_WHAT IS ASKED_:
Without the pictures, can you quote each line below exactly?

_MATERIAL FOR THIS EXERCISE_:
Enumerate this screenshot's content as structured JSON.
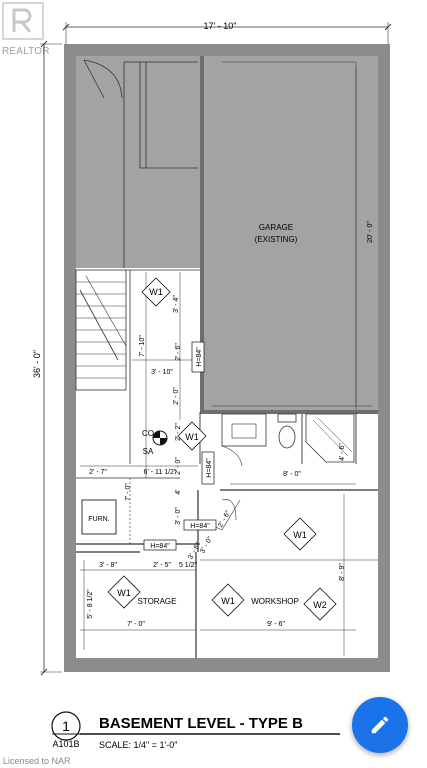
{
  "watermark": {
    "label": "REALTOR"
  },
  "dimensions": {
    "overall_width": "17' - 10\"",
    "overall_depth": "36' - 0\"",
    "garage_depth": "20' - 0\"",
    "stair_top": "3' - 4\"",
    "stair_len": "7' - 10\"",
    "stair_w": "3' - 10\"",
    "stair_w2": "2' - 6\"",
    "d_2_0": "2' - 0\"",
    "d_2_2": "2' - 2\"",
    "d_2_7": "2' - 7\"",
    "d_6_11": "6' - 11 1/2\"",
    "d_8_0": "8' - 0\"",
    "d_4_6": "4' - 6\"",
    "d_7_0a": "7' - 0\"",
    "d_3_0a": "3' - 0\"",
    "d_4": "4'",
    "d_3_0b": "3' - 0\"",
    "d_3_8": "3' - 8\"",
    "d_2_5": "2' - 5\"",
    "d_5_1": "5 1/2\"",
    "d_3_6": "3' - 6\"",
    "d_5_8": "5' - 8 1/2\"",
    "d_7_0b": "7' - 0\"",
    "d_9_6": "9' - 6\"",
    "d_8_9": "8' - 9\"",
    "d_2_0b": "2' - 0\"",
    "d_2_6b": "2' - 6\""
  },
  "rooms": {
    "garage": "GARAGE",
    "garage_sub": "(EXISTING)",
    "storage": "STORAGE",
    "workshop": "WORKSHOP",
    "furnace": "FURN."
  },
  "tags": {
    "w1": "W1",
    "w2": "W2",
    "h84": "H=84\"",
    "co": "CO",
    "sa": "SA"
  },
  "title_block": {
    "number": "1",
    "sheet": "A101B",
    "title": "BASEMENT LEVEL - TYPE B",
    "scale": "SCALE:  1/4\" = 1'-0\""
  },
  "footer": {
    "license": "Licensed to NAR"
  },
  "colors": {
    "wall": "#8c8c8c",
    "garage_fill": "#a3a3a3",
    "fab": "#1a73e8"
  }
}
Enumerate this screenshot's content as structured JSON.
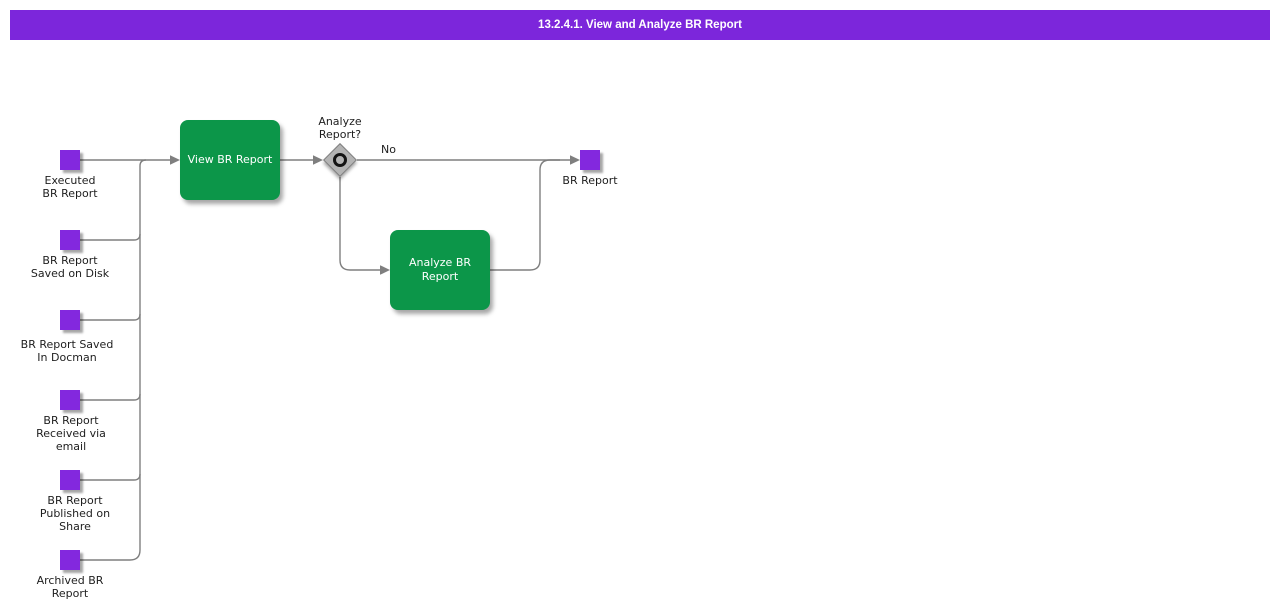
{
  "title_bar": {
    "text": "13.2.4.1. View and Analyze BR Report",
    "bg_color": "#7C26DB",
    "text_color": "#FFFFFF"
  },
  "diagram": {
    "start_events": [
      {
        "id": "executed-br-report",
        "label": "Executed\nBR Report"
      },
      {
        "id": "br-report-saved-on-disk",
        "label": "BR Report\nSaved on Disk"
      },
      {
        "id": "br-report-saved-in-docman",
        "label": "BR Report Saved\nIn Docman"
      },
      {
        "id": "br-report-received-via-email",
        "label": "BR Report\nReceived via\nemail"
      },
      {
        "id": "br-report-published-on-share",
        "label": "BR Report\nPublished on\nShare"
      },
      {
        "id": "archived-br-report",
        "label": "Archived BR\nReport"
      }
    ],
    "tasks": [
      {
        "id": "view-br-report",
        "label": "View BR Report"
      },
      {
        "id": "analyze-br-report",
        "label": "Analyze BR\nReport"
      }
    ],
    "gateway": {
      "id": "analyze-report-gateway",
      "label": "Analyze\nReport?"
    },
    "edge_labels": {
      "no": "No"
    },
    "end_event": {
      "id": "br-report",
      "label": "BR Report"
    },
    "colors": {
      "event_fill": "#8328DE",
      "task_fill": "#0C9649",
      "task_text": "#FFFFFF",
      "gateway_fill": "#B4B4B4",
      "gateway_border": "#808080",
      "gateway_ring": "#141414",
      "connector": "#7F7F7F",
      "label_text": "#1E1E1E"
    }
  }
}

_IN RESPONSE_:
Enumerate this screenshot's content as structured JSON.
{
  "watermark": {
    "label": "REALTOR"
  },
  "dimensions": {
    "overall_width": "17' - 10\"",
    "overall_depth": "36' - 0\"",
    "garage_depth": "20' - 0\"",
    "stair_top": "3' - 4\"",
    "stair_len": "7' - 10\"",
    "stair_w": "3' - 10\"",
    "stair_w2": "2' - 6\"",
    "d_2_0": "2' - 0\"",
    "d_2_2": "2' - 2\"",
    "d_2_7": "2' - 7\"",
    "d_6_11": "6' - 11 1/2\"",
    "d_8_0": "8' - 0\"",
    "d_4_6": "4' - 6\"",
    "d_7_0a": "7' - 0\"",
    "d_3_0a": "3' - 0\"",
    "d_4": "4'",
    "d_3_0b": "3' - 0\"",
    "d_3_8": "3' - 8\"",
    "d_2_5": "2' - 5\"",
    "d_5_1": "5 1/2\"",
    "d_3_6": "3' - 6\"",
    "d_5_8": "5' - 8 1/2\"",
    "d_7_0b": "7' - 0\"",
    "d_9_6": "9' - 6\"",
    "d_8_9": "8' - 9\"",
    "d_2_0b": "2' - 0\"",
    "d_2_6b": "2' - 6\""
  },
  "rooms": {
    "garage": "GARAGE",
    "garage_sub": "(EXISTING)",
    "storage": "STORAGE",
    "workshop": "WORKSHOP",
    "furnace": "FURN."
  },
  "tags": {
    "w1": "W1",
    "w2": "W2",
    "h84": "H=84\"",
    "co": "CO",
    "sa": "SA"
  },
  "title_block": {
    "number": "1",
    "sheet": "A101B",
    "title": "BASEMENT LEVEL - TYPE B",
    "scale": "SCALE:  1/4\" = 1'-0\""
  },
  "footer": {
    "license": "Licensed to NAR"
  },
  "colors": {
    "wall": "#8c8c8c",
    "garage_fill": "#a3a3a3",
    "fab": "#1a73e8"
  }
}
Enumerate this screenshot's content as structured JSON.
{
  "title_bar": {
    "text": "13.2.4.1. View and Analyze BR Report",
    "bg_color": "#7C26DB",
    "text_color": "#FFFFFF"
  },
  "diagram": {
    "start_events": [
      {
        "id": "executed-br-report",
        "label": "Executed\nBR Report"
      },
      {
        "id": "br-report-saved-on-disk",
        "label": "BR Report\nSaved on Disk"
      },
      {
        "id": "br-report-saved-in-docman",
        "label": "BR Report Saved\nIn Docman"
      },
      {
        "id": "br-report-received-via-email",
        "label": "BR Report\nReceived via\nemail"
      },
      {
        "id": "br-report-published-on-share",
        "label": "BR Report\nPublished on\nShare"
      },
      {
        "id": "archived-br-report",
        "label": "Archived BR\nReport"
      }
    ],
    "tasks": [
      {
        "id": "view-br-report",
        "label": "View BR Report"
      },
      {
        "id": "analyze-br-report",
        "label": "Analyze BR\nReport"
      }
    ],
    "gateway": {
      "id": "analyze-report-gateway",
      "label": "Analyze\nReport?"
    },
    "edge_labels": {
      "no": "No"
    },
    "end_event": {
      "id": "br-report",
      "label": "BR Report"
    },
    "colors": {
      "event_fill": "#8328DE",
      "task_fill": "#0C9649",
      "task_text": "#FFFFFF",
      "gateway_fill": "#B4B4B4",
      "gateway_border": "#808080",
      "gateway_ring": "#141414",
      "connector": "#7F7F7F",
      "label_text": "#1E1E1E"
    }
  }
}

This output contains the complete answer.